**TO DO:** Report each line of the data that includes the word "JSON".

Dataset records

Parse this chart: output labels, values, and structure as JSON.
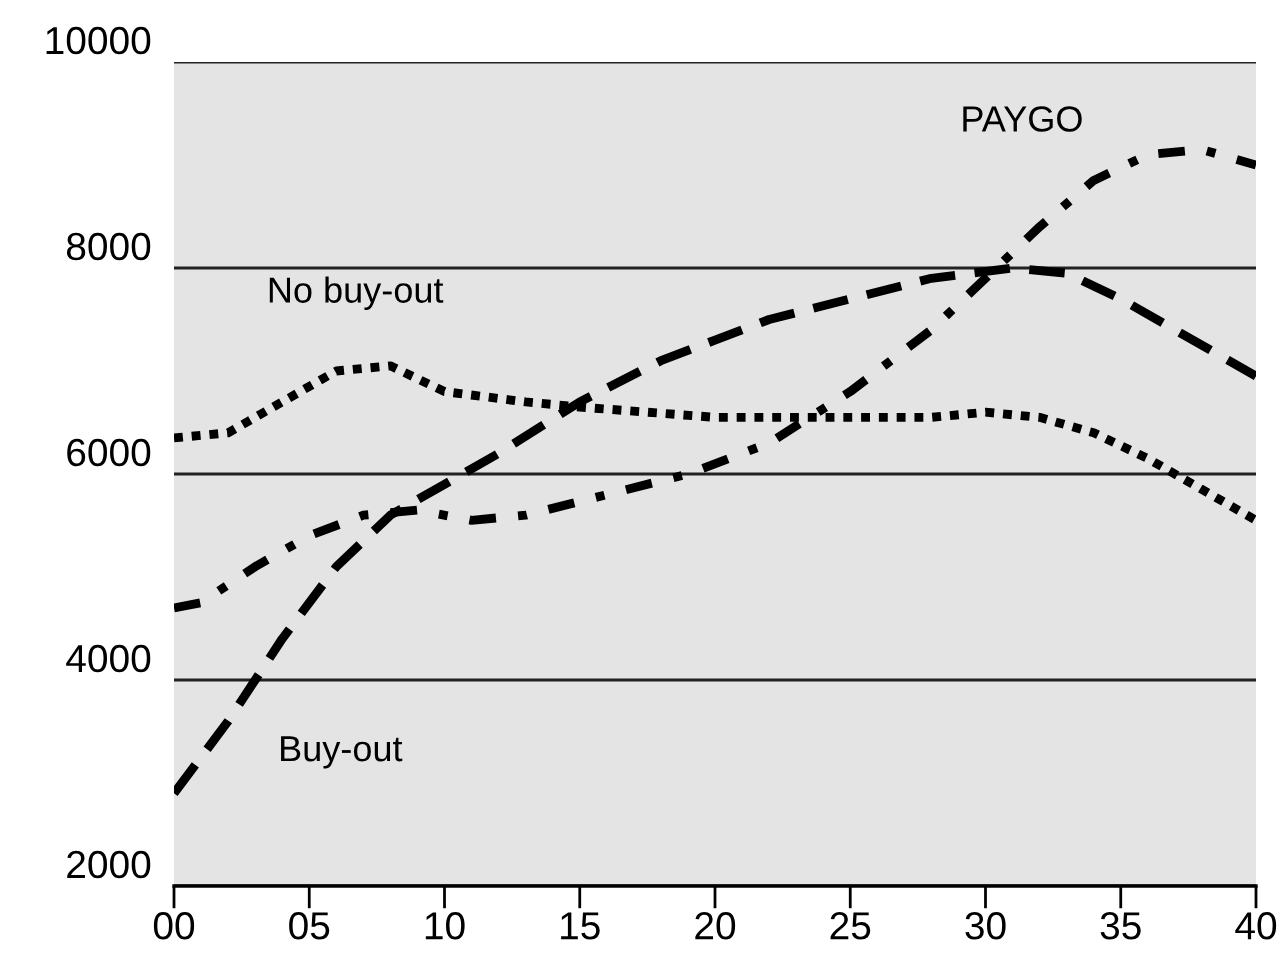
{
  "chart_data": {
    "type": "line",
    "xlim": [
      0,
      40
    ],
    "ylim": [
      2000,
      10000
    ],
    "xticks": [
      {
        "value": 0,
        "label": "00"
      },
      {
        "value": 5,
        "label": "05"
      },
      10,
      15,
      20,
      25,
      30,
      35,
      40
    ],
    "yticks": [
      2000,
      4000,
      6000,
      8000,
      10000
    ],
    "grid": "y",
    "legend": false,
    "marker": "none",
    "series": [
      {
        "name": "Buy-out",
        "color": "#000000",
        "line_style": "dashed",
        "x": [
          0,
          2,
          4,
          6,
          8,
          10,
          12,
          15,
          18,
          20,
          22,
          25,
          28,
          31,
          33,
          35,
          37,
          40
        ],
        "values": [
          2900,
          3600,
          4400,
          5100,
          5600,
          5900,
          6200,
          6700,
          7100,
          7300,
          7500,
          7700,
          7900,
          8000,
          7950,
          7700,
          7400,
          6950
        ]
      },
      {
        "name": "No buy-out",
        "color": "#000000",
        "line_style": "dotted",
        "x": [
          0,
          2,
          4,
          6,
          8,
          10,
          13,
          15,
          20,
          25,
          28,
          30,
          32,
          34,
          36,
          38,
          40
        ],
        "values": [
          6350,
          6400,
          6700,
          7000,
          7050,
          6800,
          6700,
          6650,
          6550,
          6550,
          6550,
          6600,
          6550,
          6400,
          6150,
          5850,
          5550
        ]
      },
      {
        "name": "PAYGO",
        "color": "#000000",
        "line_style": "dashdot",
        "x": [
          0,
          1,
          3,
          5,
          7,
          9,
          11,
          13,
          16,
          19,
          22,
          25,
          28,
          30,
          32,
          34,
          36,
          38,
          40
        ],
        "values": [
          4700,
          4750,
          5100,
          5400,
          5600,
          5650,
          5550,
          5600,
          5800,
          6000,
          6300,
          6800,
          7400,
          7900,
          8400,
          8850,
          9100,
          9150,
          9000
        ]
      }
    ]
  }
}
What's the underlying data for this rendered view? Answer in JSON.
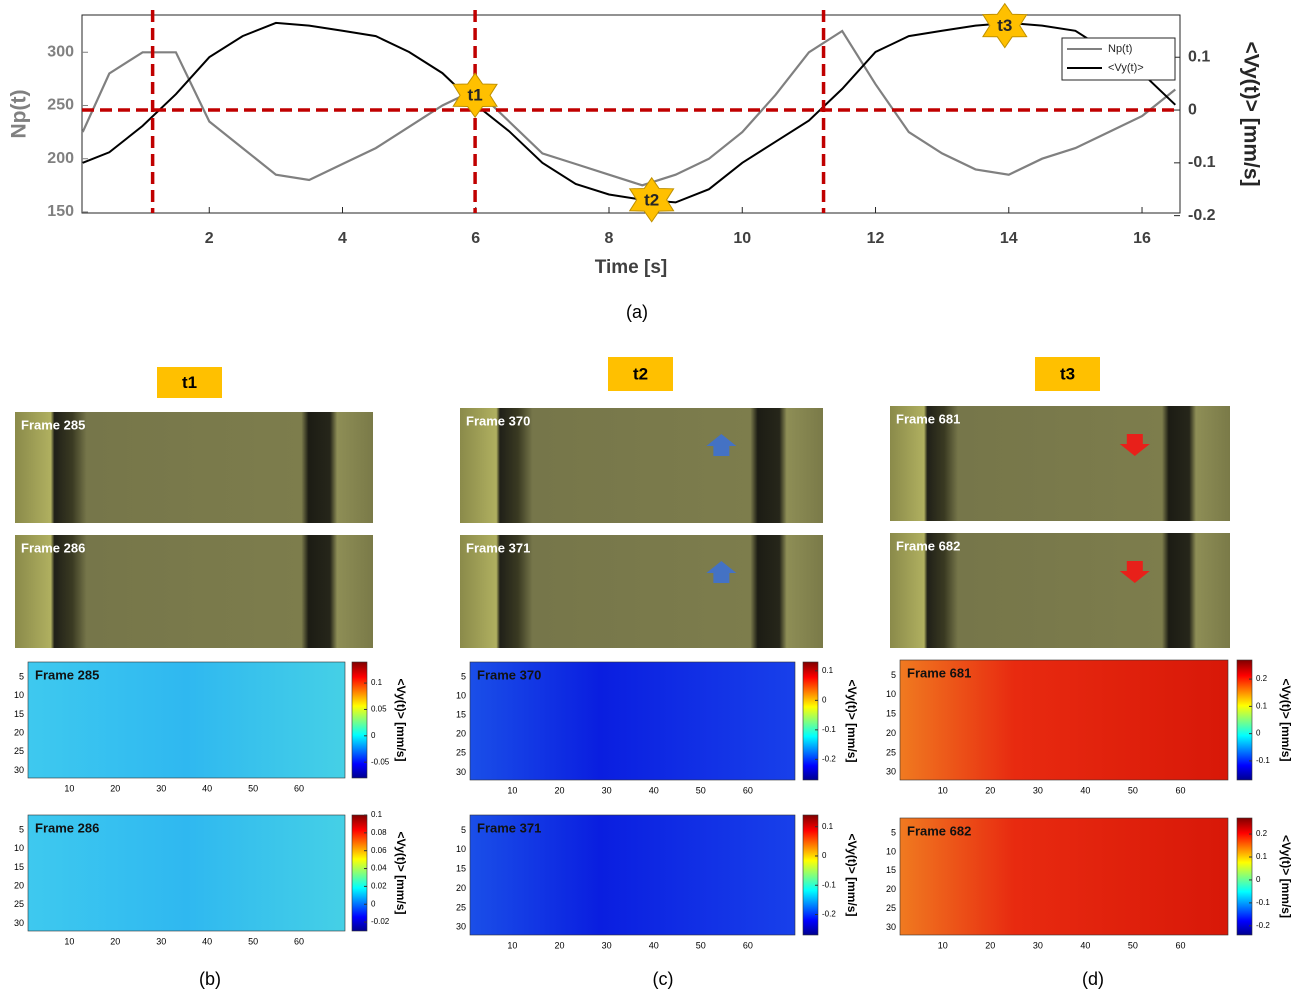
{
  "chart_data": [
    {
      "type": "line",
      "caption": "(a)",
      "xlabel": "Time [s]",
      "ylabel": "Np(t)",
      "y2label": "<Vy(t)> [mm/s]",
      "x": [
        0.1,
        0.5,
        1,
        1.5,
        2,
        2.5,
        3,
        3.5,
        4,
        4.5,
        5,
        5.5,
        6,
        6.5,
        7,
        7.5,
        8,
        8.5,
        9,
        9.5,
        10,
        10.5,
        11,
        11.5,
        12,
        12.5,
        13,
        13.5,
        14,
        14.5,
        15,
        15.5,
        16,
        16.5
      ],
      "series": [
        {
          "name": "Np(t)",
          "color": "#808080",
          "values": [
            225,
            280,
            300,
            300,
            235,
            210,
            185,
            180,
            195,
            210,
            230,
            250,
            265,
            235,
            205,
            195,
            185,
            175,
            185,
            200,
            225,
            260,
            300,
            320,
            270,
            225,
            205,
            190,
            185,
            200,
            210,
            225,
            240,
            265
          ]
        },
        {
          "name": "<Vy(t)>",
          "color": "#000000",
          "axis": "y2",
          "values": [
            -0.1,
            -0.08,
            -0.03,
            0.03,
            0.1,
            0.14,
            0.165,
            0.16,
            0.15,
            0.14,
            0.11,
            0.07,
            0.01,
            -0.04,
            -0.1,
            -0.14,
            -0.16,
            -0.17,
            -0.175,
            -0.15,
            -0.1,
            -0.06,
            -0.02,
            0.04,
            0.11,
            0.14,
            0.15,
            0.16,
            0.165,
            0.16,
            0.15,
            0.11,
            0.07,
            0.01
          ]
        }
      ],
      "xlim": [
        0.09,
        16.57
      ],
      "xticks": [
        2,
        4,
        6,
        8,
        10,
        12,
        14,
        16
      ],
      "ylim": [
        149,
        335
      ],
      "yticks": [
        150,
        200,
        250,
        300
      ],
      "y2lim": [
        -0.195,
        0.18
      ],
      "y2ticks": [
        -0.2,
        -0.1,
        0,
        0.1
      ],
      "vlines": [
        1.15,
        5.99,
        11.22
      ],
      "hlines_y2": [
        0
      ],
      "markers": [
        {
          "text": "t1",
          "x": 5.99,
          "y2": 0.028
        },
        {
          "text": "t2",
          "x": 8.64,
          "y2": -0.17
        },
        {
          "text": "t3",
          "x": 13.94,
          "y2": 0.16
        }
      ],
      "legend": "upper right"
    },
    {
      "type": "heatmap",
      "title": "Frame 285",
      "colorbar_label": "<Vy(t)> [mm/s]",
      "xlim": [
        1,
        70
      ],
      "xticks": [
        10,
        20,
        30,
        40,
        50,
        60
      ],
      "ylim": [
        1,
        32
      ],
      "yticks": [
        5,
        10,
        15,
        20,
        25,
        30
      ],
      "clim": [
        -0.08,
        0.14
      ],
      "cticks": [
        -0.05,
        0,
        0.05,
        0.1
      ]
    },
    {
      "type": "heatmap",
      "title": "Frame 286",
      "colorbar_label": "<Vy(t)> [mm/s]",
      "xlim": [
        1,
        70
      ],
      "xticks": [
        10,
        20,
        30,
        40,
        50,
        60
      ],
      "ylim": [
        1,
        32
      ],
      "yticks": [
        5,
        10,
        15,
        20,
        25,
        30
      ],
      "clim": [
        -0.03,
        0.1
      ],
      "cticks": [
        -0.02,
        0,
        0.02,
        0.04,
        0.06,
        0.08,
        0.1
      ]
    },
    {
      "type": "heatmap",
      "title": "Frame 370",
      "colorbar_label": "<Vy(t)> [mm/s]",
      "xlim": [
        1,
        70
      ],
      "xticks": [
        10,
        20,
        30,
        40,
        50,
        60
      ],
      "ylim": [
        1,
        32
      ],
      "yticks": [
        5,
        10,
        15,
        20,
        25,
        30
      ],
      "clim": [
        -0.27,
        0.13
      ],
      "cticks": [
        -0.2,
        -0.1,
        0,
        0.1
      ]
    },
    {
      "type": "heatmap",
      "title": "Frame 371",
      "colorbar_label": "<Vy(t)> [mm/s]",
      "xlim": [
        1,
        70
      ],
      "xticks": [
        10,
        20,
        30,
        40,
        50,
        60
      ],
      "ylim": [
        1,
        32
      ],
      "yticks": [
        5,
        10,
        15,
        20,
        25,
        30
      ],
      "clim": [
        -0.27,
        0.14
      ],
      "cticks": [
        -0.2,
        -0.1,
        0,
        0.1
      ]
    },
    {
      "type": "heatmap",
      "title": "Frame 681",
      "colorbar_label": "<Vy(t)> [mm/s]",
      "xlim": [
        1,
        70
      ],
      "xticks": [
        10,
        20,
        30,
        40,
        50,
        60
      ],
      "ylim": [
        1,
        32
      ],
      "yticks": [
        5,
        10,
        15,
        20,
        25,
        30
      ],
      "clim": [
        -0.17,
        0.27
      ],
      "cticks": [
        -0.1,
        0,
        0.1,
        0.2
      ]
    },
    {
      "type": "heatmap",
      "title": "Frame 682",
      "colorbar_label": "<Vy(t)> [mm/s]",
      "xlim": [
        1,
        70
      ],
      "xticks": [
        10,
        20,
        30,
        40,
        50,
        60
      ],
      "ylim": [
        1,
        32
      ],
      "yticks": [
        5,
        10,
        15,
        20,
        25,
        30
      ],
      "clim": [
        -0.24,
        0.27
      ],
      "cticks": [
        -0.2,
        -0.1,
        0,
        0.1,
        0.2
      ]
    }
  ],
  "panels": [
    {
      "caption": "(b)",
      "tag": "t1",
      "frames": [
        "Frame 285",
        "Frame 286"
      ]
    },
    {
      "caption": "(c)",
      "tag": "t2",
      "frames": [
        "Frame 370",
        "Frame 371"
      ]
    },
    {
      "caption": "(d)",
      "tag": "t3",
      "frames": [
        "Frame 681",
        "Frame 682"
      ]
    }
  ]
}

**FINAL RESULT:**
Parse this chart: output labels, values, and structure as JSON.
What's the underlying data for this rendered view? Answer in JSON.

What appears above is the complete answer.